--- start Data rows ---

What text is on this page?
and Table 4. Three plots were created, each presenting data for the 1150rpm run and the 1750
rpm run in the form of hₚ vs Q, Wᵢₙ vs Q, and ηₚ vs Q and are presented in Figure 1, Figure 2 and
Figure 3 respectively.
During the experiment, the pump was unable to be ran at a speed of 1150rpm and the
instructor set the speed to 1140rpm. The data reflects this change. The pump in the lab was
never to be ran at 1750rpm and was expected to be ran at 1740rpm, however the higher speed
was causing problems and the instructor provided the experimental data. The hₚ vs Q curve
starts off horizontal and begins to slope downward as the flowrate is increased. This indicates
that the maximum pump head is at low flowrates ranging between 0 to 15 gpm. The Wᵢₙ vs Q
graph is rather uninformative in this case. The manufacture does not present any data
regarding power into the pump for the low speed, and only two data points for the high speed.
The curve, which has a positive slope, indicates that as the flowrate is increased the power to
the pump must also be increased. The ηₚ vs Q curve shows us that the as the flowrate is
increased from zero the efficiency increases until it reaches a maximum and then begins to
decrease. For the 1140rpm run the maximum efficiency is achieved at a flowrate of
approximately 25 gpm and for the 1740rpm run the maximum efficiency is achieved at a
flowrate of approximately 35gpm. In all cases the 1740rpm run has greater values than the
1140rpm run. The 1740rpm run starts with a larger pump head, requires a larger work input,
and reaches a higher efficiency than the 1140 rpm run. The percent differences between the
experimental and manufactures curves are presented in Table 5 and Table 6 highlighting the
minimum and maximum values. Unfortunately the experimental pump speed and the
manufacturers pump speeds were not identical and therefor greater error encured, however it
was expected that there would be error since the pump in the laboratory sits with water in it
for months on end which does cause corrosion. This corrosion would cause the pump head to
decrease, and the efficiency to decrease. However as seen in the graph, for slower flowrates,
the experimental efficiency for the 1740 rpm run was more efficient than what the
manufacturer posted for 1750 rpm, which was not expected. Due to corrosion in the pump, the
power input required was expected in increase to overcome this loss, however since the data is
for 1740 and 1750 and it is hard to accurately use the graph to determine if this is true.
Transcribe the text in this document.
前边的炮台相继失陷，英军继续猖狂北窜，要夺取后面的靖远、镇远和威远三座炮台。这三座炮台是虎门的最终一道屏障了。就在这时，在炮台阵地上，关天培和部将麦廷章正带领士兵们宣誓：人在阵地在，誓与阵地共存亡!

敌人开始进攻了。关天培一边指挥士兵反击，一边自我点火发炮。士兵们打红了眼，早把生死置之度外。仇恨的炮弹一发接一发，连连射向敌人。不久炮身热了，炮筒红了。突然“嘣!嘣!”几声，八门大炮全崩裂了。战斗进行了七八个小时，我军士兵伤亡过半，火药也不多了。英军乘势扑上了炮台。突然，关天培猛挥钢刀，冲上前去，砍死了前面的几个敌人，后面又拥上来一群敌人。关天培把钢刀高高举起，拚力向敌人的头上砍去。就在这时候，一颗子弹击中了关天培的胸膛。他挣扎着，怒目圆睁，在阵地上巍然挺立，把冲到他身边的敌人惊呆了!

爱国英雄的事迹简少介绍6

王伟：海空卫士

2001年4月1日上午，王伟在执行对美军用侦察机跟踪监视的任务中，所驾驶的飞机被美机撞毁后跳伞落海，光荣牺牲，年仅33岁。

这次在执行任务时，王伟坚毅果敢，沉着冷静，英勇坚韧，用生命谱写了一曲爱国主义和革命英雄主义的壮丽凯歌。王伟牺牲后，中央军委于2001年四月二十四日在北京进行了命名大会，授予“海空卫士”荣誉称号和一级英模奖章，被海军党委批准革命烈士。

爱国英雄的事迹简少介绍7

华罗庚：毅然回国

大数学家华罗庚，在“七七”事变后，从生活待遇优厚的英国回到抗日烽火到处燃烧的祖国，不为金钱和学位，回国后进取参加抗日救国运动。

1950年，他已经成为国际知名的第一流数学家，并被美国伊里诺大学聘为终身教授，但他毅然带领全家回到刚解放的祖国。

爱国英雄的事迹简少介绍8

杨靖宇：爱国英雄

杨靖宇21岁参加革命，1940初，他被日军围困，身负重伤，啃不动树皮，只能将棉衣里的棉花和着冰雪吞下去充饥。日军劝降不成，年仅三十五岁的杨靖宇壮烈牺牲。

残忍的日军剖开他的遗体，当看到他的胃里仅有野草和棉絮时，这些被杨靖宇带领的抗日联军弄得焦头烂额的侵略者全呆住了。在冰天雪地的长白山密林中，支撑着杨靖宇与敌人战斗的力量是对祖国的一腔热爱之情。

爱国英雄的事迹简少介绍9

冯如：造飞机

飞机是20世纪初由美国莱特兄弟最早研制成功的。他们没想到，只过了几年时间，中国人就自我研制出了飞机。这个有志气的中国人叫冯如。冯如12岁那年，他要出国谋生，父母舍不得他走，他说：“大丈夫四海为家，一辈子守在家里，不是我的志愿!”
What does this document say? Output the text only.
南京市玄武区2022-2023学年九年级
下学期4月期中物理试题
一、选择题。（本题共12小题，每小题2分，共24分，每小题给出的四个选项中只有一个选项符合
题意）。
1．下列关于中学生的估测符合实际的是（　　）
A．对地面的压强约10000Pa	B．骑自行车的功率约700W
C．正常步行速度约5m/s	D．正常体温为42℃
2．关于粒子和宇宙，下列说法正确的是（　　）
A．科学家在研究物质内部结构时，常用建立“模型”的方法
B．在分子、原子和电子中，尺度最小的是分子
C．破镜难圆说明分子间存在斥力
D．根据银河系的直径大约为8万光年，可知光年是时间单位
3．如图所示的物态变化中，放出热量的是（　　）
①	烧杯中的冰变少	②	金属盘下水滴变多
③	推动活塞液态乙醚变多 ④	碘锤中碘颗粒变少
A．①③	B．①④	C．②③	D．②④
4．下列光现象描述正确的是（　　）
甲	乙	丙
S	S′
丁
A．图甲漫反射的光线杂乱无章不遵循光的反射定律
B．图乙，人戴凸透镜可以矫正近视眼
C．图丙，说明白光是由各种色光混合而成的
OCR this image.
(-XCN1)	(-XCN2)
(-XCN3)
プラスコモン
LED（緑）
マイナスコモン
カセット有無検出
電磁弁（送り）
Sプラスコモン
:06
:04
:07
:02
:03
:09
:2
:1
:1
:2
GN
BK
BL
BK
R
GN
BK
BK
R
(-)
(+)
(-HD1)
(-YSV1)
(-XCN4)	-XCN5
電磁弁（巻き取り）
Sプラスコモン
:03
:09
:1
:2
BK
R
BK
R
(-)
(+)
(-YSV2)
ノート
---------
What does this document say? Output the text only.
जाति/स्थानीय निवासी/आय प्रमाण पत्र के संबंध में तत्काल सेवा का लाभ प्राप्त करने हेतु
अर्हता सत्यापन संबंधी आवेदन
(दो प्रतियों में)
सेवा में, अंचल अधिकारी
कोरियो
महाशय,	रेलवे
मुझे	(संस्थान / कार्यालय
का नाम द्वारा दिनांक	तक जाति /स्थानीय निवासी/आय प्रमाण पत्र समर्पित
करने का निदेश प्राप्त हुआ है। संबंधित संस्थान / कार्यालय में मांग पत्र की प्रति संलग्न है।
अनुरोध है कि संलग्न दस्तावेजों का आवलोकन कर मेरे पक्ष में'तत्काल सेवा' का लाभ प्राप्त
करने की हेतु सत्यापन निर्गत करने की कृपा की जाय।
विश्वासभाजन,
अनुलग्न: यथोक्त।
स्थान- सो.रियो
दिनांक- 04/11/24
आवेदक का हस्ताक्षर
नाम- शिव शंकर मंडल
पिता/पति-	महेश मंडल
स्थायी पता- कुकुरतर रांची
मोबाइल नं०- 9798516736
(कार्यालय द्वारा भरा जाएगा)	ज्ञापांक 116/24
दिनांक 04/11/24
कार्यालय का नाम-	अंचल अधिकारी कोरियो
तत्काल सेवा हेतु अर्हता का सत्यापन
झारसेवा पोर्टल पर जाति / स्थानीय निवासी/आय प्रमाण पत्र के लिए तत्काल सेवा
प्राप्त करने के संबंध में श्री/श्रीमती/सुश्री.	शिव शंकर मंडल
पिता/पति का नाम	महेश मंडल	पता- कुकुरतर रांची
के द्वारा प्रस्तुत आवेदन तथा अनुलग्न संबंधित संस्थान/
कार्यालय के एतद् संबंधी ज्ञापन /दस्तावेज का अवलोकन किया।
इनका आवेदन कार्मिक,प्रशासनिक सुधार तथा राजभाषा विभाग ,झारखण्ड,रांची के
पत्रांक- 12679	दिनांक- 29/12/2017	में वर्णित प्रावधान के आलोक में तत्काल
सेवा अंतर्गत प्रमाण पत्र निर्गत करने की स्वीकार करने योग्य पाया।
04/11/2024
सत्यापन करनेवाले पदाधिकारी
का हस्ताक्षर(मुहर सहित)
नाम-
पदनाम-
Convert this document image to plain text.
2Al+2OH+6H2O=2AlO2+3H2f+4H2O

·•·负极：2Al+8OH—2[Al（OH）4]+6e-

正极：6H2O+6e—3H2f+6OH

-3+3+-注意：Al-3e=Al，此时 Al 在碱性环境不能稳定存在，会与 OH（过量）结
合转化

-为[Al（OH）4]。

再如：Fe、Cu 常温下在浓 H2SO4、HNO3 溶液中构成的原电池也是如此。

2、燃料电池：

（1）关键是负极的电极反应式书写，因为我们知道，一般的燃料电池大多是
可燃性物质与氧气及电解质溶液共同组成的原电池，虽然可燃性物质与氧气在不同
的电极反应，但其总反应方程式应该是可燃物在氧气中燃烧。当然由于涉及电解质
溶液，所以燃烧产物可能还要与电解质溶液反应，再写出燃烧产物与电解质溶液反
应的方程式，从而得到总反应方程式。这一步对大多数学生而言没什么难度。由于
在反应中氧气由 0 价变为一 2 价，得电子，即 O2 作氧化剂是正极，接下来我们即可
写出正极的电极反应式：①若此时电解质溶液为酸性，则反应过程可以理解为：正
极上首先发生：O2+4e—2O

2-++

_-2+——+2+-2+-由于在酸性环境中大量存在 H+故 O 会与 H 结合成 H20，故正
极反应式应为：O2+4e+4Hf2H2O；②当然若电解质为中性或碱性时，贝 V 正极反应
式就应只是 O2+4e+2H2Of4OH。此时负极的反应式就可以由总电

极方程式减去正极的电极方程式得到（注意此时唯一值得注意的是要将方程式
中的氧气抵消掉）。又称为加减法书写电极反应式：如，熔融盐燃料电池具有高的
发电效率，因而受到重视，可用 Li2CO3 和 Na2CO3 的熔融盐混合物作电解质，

--- end Data rows ---

**Given problem:** Select every line where the word "that" occurs.

**Correct result:**
that the maximum pump head is at low flowrates ranging between 0 to 15 gpm. The Wᵢₙ vs Q
The curve, which has a positive slope, indicates that as the flowrate is increased the power to
the pump must also be increased. The ηₚ vs Q curve shows us that the as the flowrate is
was expected that there would be error since the pump in the laboratory sits with water in it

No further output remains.